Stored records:
======
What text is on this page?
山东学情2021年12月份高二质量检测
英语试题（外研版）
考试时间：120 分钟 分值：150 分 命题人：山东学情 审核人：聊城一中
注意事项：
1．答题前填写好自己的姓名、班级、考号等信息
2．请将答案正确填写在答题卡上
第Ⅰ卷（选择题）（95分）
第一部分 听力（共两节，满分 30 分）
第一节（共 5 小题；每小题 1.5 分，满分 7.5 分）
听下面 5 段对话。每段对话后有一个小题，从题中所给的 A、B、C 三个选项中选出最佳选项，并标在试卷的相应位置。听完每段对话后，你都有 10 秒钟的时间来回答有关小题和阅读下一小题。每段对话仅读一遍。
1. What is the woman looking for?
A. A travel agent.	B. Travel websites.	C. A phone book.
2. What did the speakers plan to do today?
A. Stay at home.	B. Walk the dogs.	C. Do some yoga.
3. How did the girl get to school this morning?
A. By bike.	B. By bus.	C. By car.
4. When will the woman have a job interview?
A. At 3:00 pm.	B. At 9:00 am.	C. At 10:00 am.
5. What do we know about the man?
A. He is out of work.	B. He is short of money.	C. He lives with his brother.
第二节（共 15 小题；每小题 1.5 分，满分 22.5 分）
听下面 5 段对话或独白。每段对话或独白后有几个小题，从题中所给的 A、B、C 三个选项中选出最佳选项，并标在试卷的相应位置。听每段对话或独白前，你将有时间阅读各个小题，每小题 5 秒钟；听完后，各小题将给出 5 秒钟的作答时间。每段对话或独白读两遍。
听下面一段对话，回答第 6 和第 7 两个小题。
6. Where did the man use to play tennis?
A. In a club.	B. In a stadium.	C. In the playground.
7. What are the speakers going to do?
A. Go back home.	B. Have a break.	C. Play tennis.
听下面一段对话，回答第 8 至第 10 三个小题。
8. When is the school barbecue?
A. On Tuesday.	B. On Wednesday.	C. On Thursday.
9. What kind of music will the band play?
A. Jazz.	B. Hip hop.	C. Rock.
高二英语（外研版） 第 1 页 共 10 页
======
## Given exercise:
Give back all the data exactly as written.

## Solved exercise:
What text is on this page?
山东学情2021年12月份高二质量检测
英语试题（外研版）
考试时间：120 分钟 分值：150 分 命题人：山东学情 审核人：聊城一中
注意事项：
1．答题前填写好自己的姓名、班级、考号等信息
2．请将答案正确填写在答题卡上
第Ⅰ卷（选择题）（95分）
第一部分 听力（共两节，满分 30 分）
第一节（共 5 小题；每小题 1.5 分，满分 7.5 分）
听下面 5 段对话。每段对话后有一个小题，从题中所给的 A、B、C 三个选项中选出最佳选项，并标在试卷的相应位置。听完每段对话后，你都有 10 秒钟的时间来回答有关小题和阅读下一小题。每段对话仅读一遍。
1. What is the woman looking for?
A. A travel agent.	B. Travel websites.	C. A phone book.
2. What did the speakers plan to do today?
A. Stay at home.	B. Walk the dogs.	C. Do some yoga.
3. How did the girl get to school this morning?
A. By bike.	B. By bus.	C. By car.
4. When will the woman have a job interview?
A. At 3:00 pm.	B. At 9:00 am.	C. At 10:00 am.
5. What do we know about the man?
A. He is out of work.	B. He is short of money.	C. He lives with his brother.
第二节（共 15 小题；每小题 1.5 分，满分 22.5 分）
听下面 5 段对话或独白。每段对话或独白后有几个小题，从题中所给的 A、B、C 三个选项中选出最佳选项，并标在试卷的相应位置。听每段对话或独白前，你将有时间阅读各个小题，每小题 5 秒钟；听完后，各小题将给出 5 秒钟的作答时间。每段对话或独白读两遍。
听下面一段对话，回答第 6 和第 7 两个小题。
6. Where did the man use to play tennis?
A. In a club.	B. In a stadium.	C. In the playground.
7. What are the speakers going to do?
A. Go back home.	B. Have a break.	C. Play tennis.
听下面一段对话，回答第 8 至第 10 三个小题。
8. When is the school barbecue?
A. On Tuesday.	B. On Wednesday.	C. On Thursday.
9. What kind of music will the band play?
A. Jazz.	B. Hip hop.	C. Rock.
高二英语（外研版） 第 1 页 共 10 页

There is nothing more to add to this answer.